* GIVEN REQUEST: Rewrite the items from the start through the line with "sdk-version-select[interactable]: v47.0.0 ▾", replacing "interactable" with "clickable" and changing nothing else.

* SUPPLIED RECORDS:

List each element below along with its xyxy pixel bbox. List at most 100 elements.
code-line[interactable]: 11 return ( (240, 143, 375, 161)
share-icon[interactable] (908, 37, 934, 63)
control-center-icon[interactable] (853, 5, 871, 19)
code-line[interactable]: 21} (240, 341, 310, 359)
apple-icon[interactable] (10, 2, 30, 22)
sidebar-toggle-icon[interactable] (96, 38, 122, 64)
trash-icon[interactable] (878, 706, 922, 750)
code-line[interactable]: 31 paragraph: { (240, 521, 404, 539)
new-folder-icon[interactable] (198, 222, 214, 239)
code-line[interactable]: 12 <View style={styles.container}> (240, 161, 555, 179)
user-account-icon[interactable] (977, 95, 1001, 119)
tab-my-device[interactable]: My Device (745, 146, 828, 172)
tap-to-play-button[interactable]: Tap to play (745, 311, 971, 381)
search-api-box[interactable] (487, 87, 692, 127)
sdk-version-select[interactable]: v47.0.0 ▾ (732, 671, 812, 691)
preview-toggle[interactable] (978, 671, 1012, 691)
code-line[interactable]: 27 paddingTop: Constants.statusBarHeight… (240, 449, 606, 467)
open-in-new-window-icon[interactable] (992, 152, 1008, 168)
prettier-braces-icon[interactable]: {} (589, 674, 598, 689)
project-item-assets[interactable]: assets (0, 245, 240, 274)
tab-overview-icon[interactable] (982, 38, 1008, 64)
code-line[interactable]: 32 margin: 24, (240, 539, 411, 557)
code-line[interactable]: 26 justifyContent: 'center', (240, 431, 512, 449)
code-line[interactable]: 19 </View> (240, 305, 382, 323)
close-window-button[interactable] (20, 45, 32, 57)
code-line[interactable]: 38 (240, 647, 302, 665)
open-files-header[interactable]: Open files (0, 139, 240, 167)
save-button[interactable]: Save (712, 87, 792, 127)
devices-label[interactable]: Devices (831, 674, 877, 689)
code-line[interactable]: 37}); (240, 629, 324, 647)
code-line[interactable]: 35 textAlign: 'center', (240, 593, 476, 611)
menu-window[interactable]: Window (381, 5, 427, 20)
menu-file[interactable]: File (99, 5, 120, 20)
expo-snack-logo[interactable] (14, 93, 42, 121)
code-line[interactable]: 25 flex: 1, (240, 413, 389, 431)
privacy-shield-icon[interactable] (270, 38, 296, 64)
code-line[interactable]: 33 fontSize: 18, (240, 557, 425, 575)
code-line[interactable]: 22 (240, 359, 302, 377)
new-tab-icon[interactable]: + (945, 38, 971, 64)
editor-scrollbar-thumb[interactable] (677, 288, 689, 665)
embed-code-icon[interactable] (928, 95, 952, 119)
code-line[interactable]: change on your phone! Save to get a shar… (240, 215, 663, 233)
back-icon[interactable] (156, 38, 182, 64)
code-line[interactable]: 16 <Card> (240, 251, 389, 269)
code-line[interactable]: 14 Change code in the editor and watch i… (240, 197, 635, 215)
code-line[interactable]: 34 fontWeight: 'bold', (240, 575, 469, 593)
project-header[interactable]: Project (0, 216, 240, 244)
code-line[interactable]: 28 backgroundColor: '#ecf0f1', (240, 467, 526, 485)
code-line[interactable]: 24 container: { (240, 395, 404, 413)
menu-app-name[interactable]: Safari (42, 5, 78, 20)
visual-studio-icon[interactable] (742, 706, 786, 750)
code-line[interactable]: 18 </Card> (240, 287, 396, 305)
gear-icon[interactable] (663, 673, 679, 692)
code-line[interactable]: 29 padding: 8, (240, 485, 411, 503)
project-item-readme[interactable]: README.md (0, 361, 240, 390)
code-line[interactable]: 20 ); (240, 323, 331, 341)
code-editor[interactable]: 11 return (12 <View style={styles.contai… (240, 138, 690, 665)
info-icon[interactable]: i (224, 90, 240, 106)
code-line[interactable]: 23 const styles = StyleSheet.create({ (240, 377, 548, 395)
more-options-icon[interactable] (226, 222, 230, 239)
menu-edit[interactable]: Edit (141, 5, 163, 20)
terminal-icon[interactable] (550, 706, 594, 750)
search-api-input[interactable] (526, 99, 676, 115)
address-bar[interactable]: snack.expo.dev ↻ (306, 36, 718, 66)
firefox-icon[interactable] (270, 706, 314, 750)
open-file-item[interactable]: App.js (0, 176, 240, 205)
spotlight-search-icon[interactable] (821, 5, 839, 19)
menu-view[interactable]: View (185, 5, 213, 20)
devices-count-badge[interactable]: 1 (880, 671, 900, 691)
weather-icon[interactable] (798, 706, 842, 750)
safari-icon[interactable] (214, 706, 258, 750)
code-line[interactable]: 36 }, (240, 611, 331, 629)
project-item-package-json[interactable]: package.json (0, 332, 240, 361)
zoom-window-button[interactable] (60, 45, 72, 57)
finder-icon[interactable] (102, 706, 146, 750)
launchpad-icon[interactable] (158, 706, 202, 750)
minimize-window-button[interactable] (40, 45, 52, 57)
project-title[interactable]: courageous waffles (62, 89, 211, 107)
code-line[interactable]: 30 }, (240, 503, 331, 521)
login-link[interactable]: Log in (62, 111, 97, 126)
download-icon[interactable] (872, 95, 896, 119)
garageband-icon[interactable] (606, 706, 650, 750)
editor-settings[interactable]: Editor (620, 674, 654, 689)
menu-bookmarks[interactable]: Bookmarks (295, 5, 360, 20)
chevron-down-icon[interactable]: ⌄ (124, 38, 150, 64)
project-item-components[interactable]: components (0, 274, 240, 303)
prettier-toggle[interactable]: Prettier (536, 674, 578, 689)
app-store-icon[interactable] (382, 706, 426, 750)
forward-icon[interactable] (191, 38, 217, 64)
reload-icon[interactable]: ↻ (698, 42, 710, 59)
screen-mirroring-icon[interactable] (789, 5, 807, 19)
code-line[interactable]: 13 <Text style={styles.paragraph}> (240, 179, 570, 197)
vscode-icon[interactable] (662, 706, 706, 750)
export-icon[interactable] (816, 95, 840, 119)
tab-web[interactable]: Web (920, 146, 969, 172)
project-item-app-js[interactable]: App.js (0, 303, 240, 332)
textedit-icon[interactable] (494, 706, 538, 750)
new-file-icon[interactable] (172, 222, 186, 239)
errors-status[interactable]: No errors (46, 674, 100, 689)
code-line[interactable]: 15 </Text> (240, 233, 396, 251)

* RESULT OF THE TASK:
List each element below along with its xyxy pixel bbox. List at most 100 elements.
code-line[clickable]: 11 return ( (240, 143, 375, 161)
share-icon[clickable] (908, 37, 934, 63)
control-center-icon[clickable] (853, 5, 871, 19)
code-line[clickable]: 21} (240, 341, 310, 359)
apple-icon[clickable] (10, 2, 30, 22)
sidebar-toggle-icon[clickable] (96, 38, 122, 64)
trash-icon[clickable] (878, 706, 922, 750)
code-line[clickable]: 31 paragraph: { (240, 521, 404, 539)
new-folder-icon[clickable] (198, 222, 214, 239)
code-line[clickable]: 12 <View style={styles.container}> (240, 161, 555, 179)
user-account-icon[clickable] (977, 95, 1001, 119)
tab-my-device[clickable]: My Device (745, 146, 828, 172)
tap-to-play-button[clickable]: Tap to play (745, 311, 971, 381)
search-api-box[clickable] (487, 87, 692, 127)
sdk-version-select[clickable]: v47.0.0 ▾ (732, 671, 812, 691)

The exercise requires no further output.